--- begin EXCERPTED RECORDS ---

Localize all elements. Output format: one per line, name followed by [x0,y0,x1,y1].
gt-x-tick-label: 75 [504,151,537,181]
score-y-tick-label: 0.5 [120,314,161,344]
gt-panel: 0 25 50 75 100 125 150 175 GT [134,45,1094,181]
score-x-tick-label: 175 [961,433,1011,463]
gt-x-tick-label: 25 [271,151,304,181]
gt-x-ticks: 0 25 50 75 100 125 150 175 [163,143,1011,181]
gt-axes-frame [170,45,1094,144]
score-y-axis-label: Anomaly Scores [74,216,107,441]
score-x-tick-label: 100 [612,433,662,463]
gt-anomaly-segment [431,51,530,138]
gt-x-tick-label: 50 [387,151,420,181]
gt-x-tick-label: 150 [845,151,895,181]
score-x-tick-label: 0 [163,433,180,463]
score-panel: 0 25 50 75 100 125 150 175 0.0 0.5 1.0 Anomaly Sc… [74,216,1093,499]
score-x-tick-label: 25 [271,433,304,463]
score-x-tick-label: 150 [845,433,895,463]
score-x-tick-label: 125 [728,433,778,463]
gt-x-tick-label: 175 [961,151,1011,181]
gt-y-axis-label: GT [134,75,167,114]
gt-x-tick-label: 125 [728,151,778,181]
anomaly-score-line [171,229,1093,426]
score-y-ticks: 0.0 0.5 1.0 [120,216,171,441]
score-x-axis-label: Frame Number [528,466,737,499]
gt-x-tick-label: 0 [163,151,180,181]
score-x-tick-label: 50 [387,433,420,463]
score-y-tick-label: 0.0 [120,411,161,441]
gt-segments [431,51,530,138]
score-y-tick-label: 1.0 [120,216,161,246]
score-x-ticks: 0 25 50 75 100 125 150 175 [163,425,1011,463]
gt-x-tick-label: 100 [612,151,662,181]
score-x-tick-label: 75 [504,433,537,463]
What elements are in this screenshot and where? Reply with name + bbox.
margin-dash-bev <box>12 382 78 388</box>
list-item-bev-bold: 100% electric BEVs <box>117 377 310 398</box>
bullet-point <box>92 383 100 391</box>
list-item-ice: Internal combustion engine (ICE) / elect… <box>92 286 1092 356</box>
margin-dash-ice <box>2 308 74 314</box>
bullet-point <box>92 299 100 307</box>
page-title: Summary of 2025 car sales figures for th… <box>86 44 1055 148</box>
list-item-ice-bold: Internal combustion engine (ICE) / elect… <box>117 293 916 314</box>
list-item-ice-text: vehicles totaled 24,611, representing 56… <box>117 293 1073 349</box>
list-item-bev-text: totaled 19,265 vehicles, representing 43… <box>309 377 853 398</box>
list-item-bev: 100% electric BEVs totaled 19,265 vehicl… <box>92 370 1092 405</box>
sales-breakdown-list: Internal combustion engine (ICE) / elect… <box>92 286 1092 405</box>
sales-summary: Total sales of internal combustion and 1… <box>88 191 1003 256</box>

--- end EXCERPTED RECORDS ---

TASK INSTRUCTIONS
Can you pull out every line of the material above that contains the string "vehicles"?

SOLVED EXERCISE
list-item-ice-text: vehicles totaled 24,611, representing 56… <box>117 293 1073 349</box>
list-item-bev-text: totaled 19,265 vehicles, representing 43… <box>309 377 853 398</box>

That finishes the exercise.